_Directions_: Make an exact copy of the records, dropping all pictures.
* Start Recorded information *
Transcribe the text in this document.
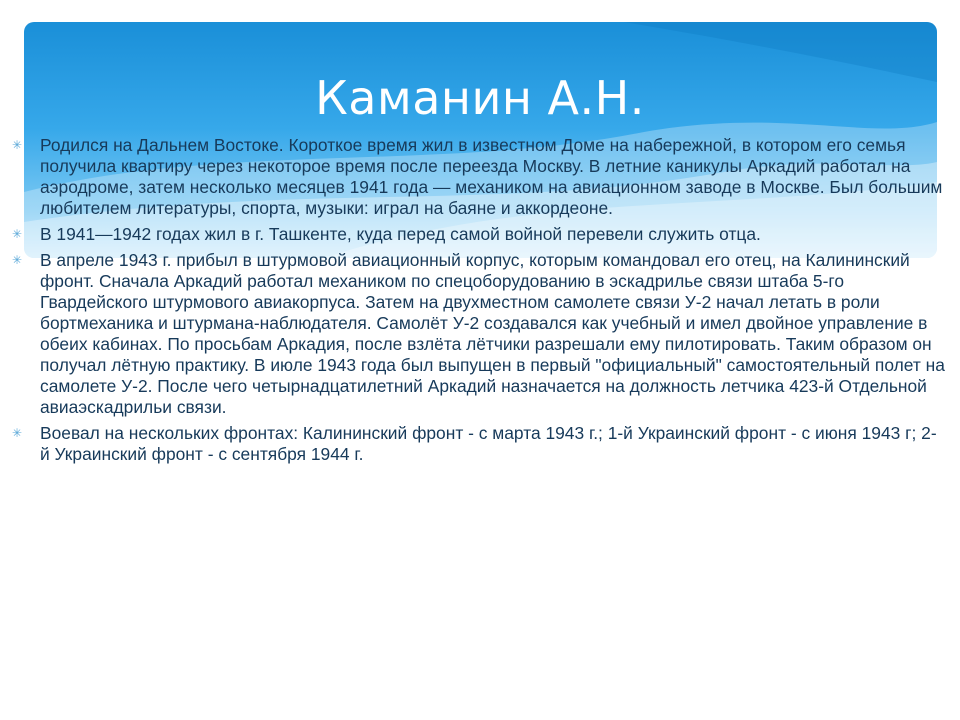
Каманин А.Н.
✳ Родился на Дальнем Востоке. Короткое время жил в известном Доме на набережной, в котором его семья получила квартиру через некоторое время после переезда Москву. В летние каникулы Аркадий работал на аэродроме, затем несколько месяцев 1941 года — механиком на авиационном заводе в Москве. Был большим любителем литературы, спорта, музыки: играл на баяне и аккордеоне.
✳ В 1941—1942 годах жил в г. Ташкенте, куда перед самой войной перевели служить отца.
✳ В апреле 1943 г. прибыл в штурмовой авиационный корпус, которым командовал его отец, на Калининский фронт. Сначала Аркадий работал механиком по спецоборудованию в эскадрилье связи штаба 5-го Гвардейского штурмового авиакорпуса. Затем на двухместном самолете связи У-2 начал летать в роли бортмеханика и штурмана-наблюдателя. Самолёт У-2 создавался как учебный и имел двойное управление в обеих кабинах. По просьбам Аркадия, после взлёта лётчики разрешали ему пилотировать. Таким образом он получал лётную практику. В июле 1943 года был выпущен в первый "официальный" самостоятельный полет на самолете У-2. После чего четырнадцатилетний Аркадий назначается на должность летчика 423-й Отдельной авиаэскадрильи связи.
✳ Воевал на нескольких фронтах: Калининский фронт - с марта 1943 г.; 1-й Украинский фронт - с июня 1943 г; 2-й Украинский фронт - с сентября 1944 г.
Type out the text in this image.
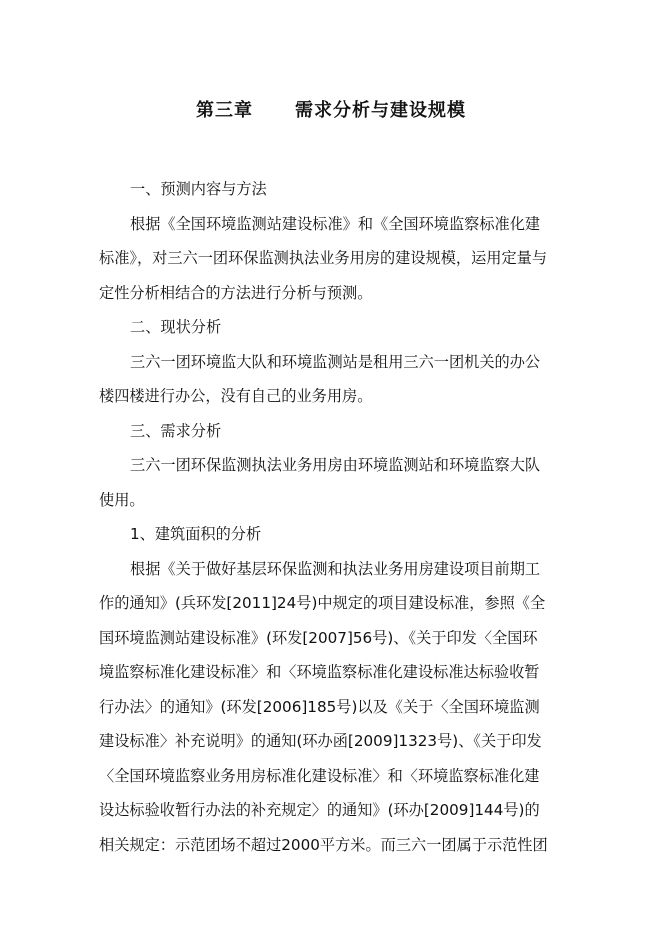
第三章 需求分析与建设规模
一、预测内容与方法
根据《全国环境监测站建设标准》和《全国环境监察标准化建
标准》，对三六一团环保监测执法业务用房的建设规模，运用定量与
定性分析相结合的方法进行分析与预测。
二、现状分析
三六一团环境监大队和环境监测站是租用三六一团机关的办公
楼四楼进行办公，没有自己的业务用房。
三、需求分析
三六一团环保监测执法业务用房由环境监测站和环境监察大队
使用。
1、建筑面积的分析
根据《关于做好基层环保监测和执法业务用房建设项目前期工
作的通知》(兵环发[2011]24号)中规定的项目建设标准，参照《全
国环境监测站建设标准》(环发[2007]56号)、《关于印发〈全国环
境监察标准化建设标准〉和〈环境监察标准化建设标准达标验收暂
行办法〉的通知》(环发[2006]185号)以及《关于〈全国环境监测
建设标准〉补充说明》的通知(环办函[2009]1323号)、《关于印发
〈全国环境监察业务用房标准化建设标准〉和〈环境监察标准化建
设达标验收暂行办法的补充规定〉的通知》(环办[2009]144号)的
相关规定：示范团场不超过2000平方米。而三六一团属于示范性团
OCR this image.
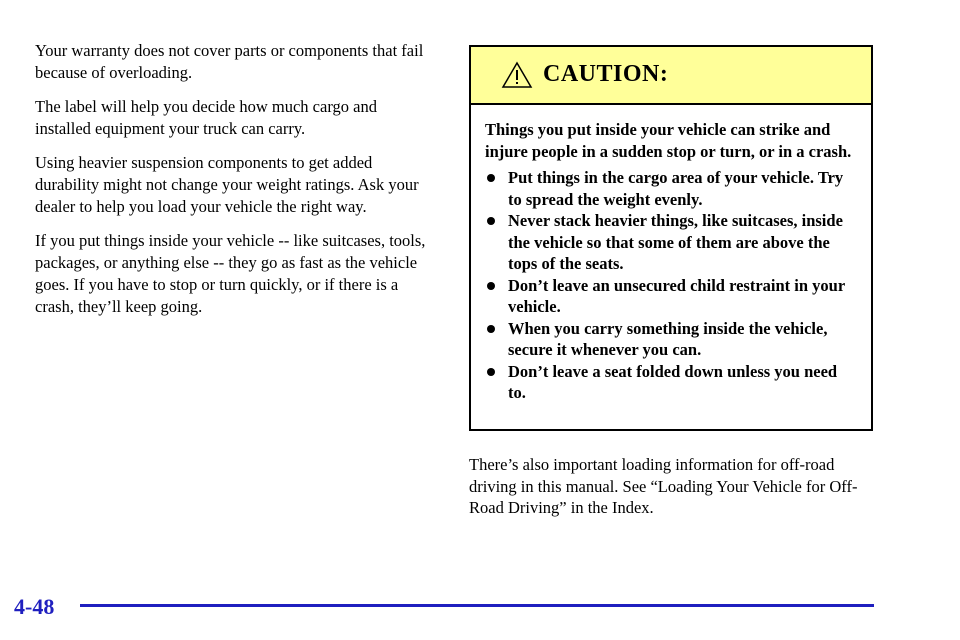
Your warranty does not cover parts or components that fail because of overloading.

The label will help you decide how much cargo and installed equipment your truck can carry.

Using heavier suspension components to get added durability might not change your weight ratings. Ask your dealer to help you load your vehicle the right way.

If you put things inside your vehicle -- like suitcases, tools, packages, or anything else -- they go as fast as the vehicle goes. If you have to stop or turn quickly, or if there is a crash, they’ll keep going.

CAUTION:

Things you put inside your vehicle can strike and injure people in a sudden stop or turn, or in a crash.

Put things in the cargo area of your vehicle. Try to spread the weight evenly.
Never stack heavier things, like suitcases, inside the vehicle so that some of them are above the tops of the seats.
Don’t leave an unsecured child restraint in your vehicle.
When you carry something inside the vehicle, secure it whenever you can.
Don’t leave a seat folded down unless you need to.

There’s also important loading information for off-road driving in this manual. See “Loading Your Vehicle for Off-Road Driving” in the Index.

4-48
* End Recorded information *
_Reply_:
Transcribe the text in this document.
Каманин А.Н.
✳ Родился на Дальнем Востоке. Короткое время жил в известном Доме на набережной, в котором его семья получила квартиру через некоторое время после переезда Москву. В летние каникулы Аркадий работал на аэродроме, затем несколько месяцев 1941 года — механиком на авиационном заводе в Москве. Был большим любителем литературы, спорта, музыки: играл на баяне и аккордеоне.
✳ В 1941—1942 годах жил в г. Ташкенте, куда перед самой войной перевели служить отца.
✳ В апреле 1943 г. прибыл в штурмовой авиационный корпус, которым командовал его отец, на Калининский фронт. Сначала Аркадий работал механиком по спецоборудованию в эскадрилье связи штаба 5-го Гвардейского штурмового авиакорпуса. Затем на двухместном самолете связи У-2 начал летать в роли бортмеханика и штурмана-наблюдателя. Самолёт У-2 создавался как учебный и имел двойное управление в обеих кабинах. По просьбам Аркадия, после взлёта лётчики разрешали ему пилотировать. Таким образом он получал лётную практику. В июле 1943 года был выпущен в первый "официальный" самостоятельный полет на самолете У-2. После чего четырнадцатилетний Аркадий назначается на должность летчика 423-й Отдельной авиаэскадрильи связи.
✳ Воевал на нескольких фронтах: Калининский фронт - с марта 1943 г.; 1-й Украинский фронт - с июня 1943 г; 2-й Украинский фронт - с сентября 1944 г.
Type out the text in this image.
第三章 需求分析与建设规模
一、预测内容与方法
根据《全国环境监测站建设标准》和《全国环境监察标准化建
标准》，对三六一团环保监测执法业务用房的建设规模，运用定量与
定性分析相结合的方法进行分析与预测。
二、现状分析
三六一团环境监大队和环境监测站是租用三六一团机关的办公
楼四楼进行办公，没有自己的业务用房。
三、需求分析
三六一团环保监测执法业务用房由环境监测站和环境监察大队
使用。
1、建筑面积的分析
根据《关于做好基层环保监测和执法业务用房建设项目前期工
作的通知》(兵环发[2011]24号)中规定的项目建设标准，参照《全
国环境监测站建设标准》(环发[2007]56号)、《关于印发〈全国环
境监察标准化建设标准〉和〈环境监察标准化建设标准达标验收暂
行办法〉的通知》(环发[2006]185号)以及《关于〈全国环境监测
建设标准〉补充说明》的通知(环办函[2009]1323号)、《关于印发
〈全国环境监察业务用房标准化建设标准〉和〈环境监察标准化建
设达标验收暂行办法的补充规定〉的通知》(环办[2009]144号)的
相关规定：示范团场不超过2000平方米。而三六一团属于示范性团
OCR this image.
Your warranty does not cover parts or components that fail because of overloading.

The label will help you decide how much cargo and installed equipment your truck can carry.

Using heavier suspension components to get added durability might not change your weight ratings. Ask your dealer to help you load your vehicle the right way.

If you put things inside your vehicle -- like suitcases, tools, packages, or anything else -- they go as fast as the vehicle goes. If you have to stop or turn quickly, or if there is a crash, they’ll keep going.

CAUTION:

Things you put inside your vehicle can strike and injure people in a sudden stop or turn, or in a crash.

Put things in the cargo area of your vehicle. Try to spread the weight evenly.
Never stack heavier things, like suitcases, inside the vehicle so that some of them are above the tops of the seats.
Don’t leave an unsecured child restraint in your vehicle.
When you carry something inside the vehicle, secure it whenever you can.
Don’t leave a seat folded down unless you need to.

There’s also important loading information for off-road driving in this manual. See “Loading Your Vehicle for Off-Road Driving” in the Index.

4-48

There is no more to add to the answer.